*** Input rows

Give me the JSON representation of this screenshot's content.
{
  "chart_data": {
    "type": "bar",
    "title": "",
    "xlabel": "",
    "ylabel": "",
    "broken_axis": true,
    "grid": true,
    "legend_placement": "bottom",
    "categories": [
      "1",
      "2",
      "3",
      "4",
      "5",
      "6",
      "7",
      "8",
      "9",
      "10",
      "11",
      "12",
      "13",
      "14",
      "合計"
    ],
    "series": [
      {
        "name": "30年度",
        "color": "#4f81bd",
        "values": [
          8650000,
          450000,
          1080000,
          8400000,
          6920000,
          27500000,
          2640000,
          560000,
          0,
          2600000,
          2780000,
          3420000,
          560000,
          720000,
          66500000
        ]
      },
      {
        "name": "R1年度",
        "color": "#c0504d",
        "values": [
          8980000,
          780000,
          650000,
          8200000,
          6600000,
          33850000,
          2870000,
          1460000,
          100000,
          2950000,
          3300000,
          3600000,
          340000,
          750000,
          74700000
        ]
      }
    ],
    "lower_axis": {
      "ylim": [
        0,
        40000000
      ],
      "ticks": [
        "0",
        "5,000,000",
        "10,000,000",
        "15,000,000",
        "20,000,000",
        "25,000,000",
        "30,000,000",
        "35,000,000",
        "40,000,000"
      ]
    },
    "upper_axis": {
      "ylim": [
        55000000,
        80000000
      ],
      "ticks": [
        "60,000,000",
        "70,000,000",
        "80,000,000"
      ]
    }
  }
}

******

▸ Required work:
Type out the entries again, word for word.

▸ Answer for this exercise:
Give me the JSON representation of this screenshot's content.
{
  "chart_data": {
    "type": "bar",
    "title": "",
    "xlabel": "",
    "ylabel": "",
    "broken_axis": true,
    "grid": true,
    "legend_placement": "bottom",
    "categories": [
      "1",
      "2",
      "3",
      "4",
      "5",
      "6",
      "7",
      "8",
      "9",
      "10",
      "11",
      "12",
      "13",
      "14",
      "合計"
    ],
    "series": [
      {
        "name": "30年度",
        "color": "#4f81bd",
        "values": [
          8650000,
          450000,
          1080000,
          8400000,
          6920000,
          27500000,
          2640000,
          560000,
          0,
          2600000,
          2780000,
          3420000,
          560000,
          720000,
          66500000
        ]
      },
      {
        "name": "R1年度",
        "color": "#c0504d",
        "values": [
          8980000,
          780000,
          650000,
          8200000,
          6600000,
          33850000,
          2870000,
          1460000,
          100000,
          2950000,
          3300000,
          3600000,
          340000,
          750000,
          74700000
        ]
      }
    ],
    "lower_axis": {
      "ylim": [
        0,
        40000000
      ],
      "ticks": [
        "0",
        "5,000,000",
        "10,000,000",
        "15,000,000",
        "20,000,000",
        "25,000,000",
        "30,000,000",
        "35,000,000",
        "40,000,000"
      ]
    },
    "upper_axis": {
      "ylim": [
        55000000,
        80000000
      ],
      "ticks": [
        "60,000,000",
        "70,000,000",
        "80,000,000"
      ]
    }
  }
}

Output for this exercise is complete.